= Extracted data =
□ □ □ □

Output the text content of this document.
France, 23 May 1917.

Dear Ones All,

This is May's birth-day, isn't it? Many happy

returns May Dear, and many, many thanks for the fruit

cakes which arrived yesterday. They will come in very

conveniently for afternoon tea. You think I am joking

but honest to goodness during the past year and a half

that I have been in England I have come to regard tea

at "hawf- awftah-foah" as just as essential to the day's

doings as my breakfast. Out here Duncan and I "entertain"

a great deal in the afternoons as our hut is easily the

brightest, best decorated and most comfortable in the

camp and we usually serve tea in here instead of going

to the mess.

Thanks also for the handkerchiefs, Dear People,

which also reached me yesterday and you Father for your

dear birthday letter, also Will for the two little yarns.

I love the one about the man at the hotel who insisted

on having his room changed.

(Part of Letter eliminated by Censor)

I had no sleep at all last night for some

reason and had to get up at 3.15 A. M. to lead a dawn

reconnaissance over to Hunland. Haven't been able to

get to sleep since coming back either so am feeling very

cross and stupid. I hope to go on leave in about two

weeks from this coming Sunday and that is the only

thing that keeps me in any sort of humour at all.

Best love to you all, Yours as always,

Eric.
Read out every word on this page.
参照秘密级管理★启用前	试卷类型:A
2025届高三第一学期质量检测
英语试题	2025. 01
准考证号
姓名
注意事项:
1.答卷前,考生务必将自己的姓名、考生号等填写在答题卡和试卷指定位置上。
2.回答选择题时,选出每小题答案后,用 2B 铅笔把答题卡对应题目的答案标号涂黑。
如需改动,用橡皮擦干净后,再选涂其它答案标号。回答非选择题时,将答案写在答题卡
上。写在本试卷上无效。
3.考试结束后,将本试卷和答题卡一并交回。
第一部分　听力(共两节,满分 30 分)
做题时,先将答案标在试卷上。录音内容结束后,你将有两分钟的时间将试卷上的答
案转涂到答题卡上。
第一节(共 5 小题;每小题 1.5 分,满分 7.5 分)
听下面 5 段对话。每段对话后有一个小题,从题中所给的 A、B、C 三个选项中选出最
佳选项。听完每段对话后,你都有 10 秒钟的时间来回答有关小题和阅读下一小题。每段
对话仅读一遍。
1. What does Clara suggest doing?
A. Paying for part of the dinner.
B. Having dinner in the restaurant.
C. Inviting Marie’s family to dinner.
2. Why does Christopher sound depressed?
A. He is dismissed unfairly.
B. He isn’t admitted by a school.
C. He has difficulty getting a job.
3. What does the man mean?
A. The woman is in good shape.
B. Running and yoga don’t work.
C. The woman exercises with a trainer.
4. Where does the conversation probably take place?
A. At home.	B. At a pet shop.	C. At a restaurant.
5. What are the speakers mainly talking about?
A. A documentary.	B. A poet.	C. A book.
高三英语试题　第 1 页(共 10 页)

□ □ □ □

Pick out every line above that contains the word "yesterday" and copy it.

cakes which arrived yesterday. They will come in very
which also reached me yesterday and you Father for your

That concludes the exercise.